__Challenge__.
In the records below, find each line with the word "meets" and copy it.

__Entries shown__.
------------

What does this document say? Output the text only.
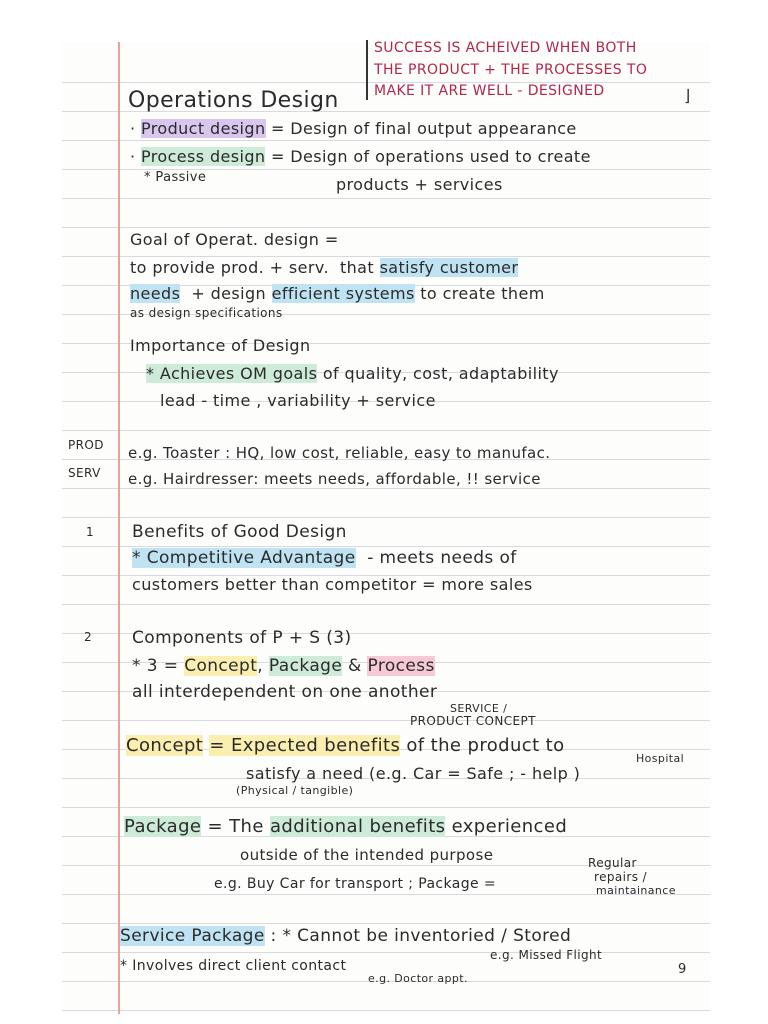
SUCCESS IS ACHEIVED WHEN BOTH
THE PRODUCT + THE PROCESSES TO
MAKE IT ARE WELL - DESIGNED	⌋
Operations Design
· Product design = Design of final output appearance
· Process design = Design of operations used to create
* Passive	products + services
Goal of Operat. design =
to provide prod. + serv. that satisfy customer
needs + design efficient systems to create them
as design specifications
Importance of Design
* Achieves OM goals of quality, cost, adaptability
lead - time , variability + service
PROD e.g. Toaster : HQ, low cost, reliable, easy to manufac.
SERV e.g. Hairdresser: meets needs, affordable, !! service
1 Benefits of Good Design
* Competitive Advantage - meets needs of
customers better than competitor = more sales
2 Components of P + S (3)
* 3 = Concept, Package & Process
all interdependent on one another
SERVICE /
PRODUCT CONCEPT
Concept = Expected benefits of the product to
Hospital
satisfy a need (e.g. Car = Safe ; - help )
(Physical / tangible)
Package = The additional benefits experienced
outside of the intended purpose
e.g. Buy Car for transport ; Package =
Regular
repairs /
maintainance
Service Package : * Cannot be inventoried / Stored
e.g. Missed Flight
* Involves direct client contact
e.g. Doctor appt.
9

------------

__Reply to the exercise__.
SERV e.g. Hairdresser: meets needs, affordable, !! service
* Competitive Advantage - meets needs of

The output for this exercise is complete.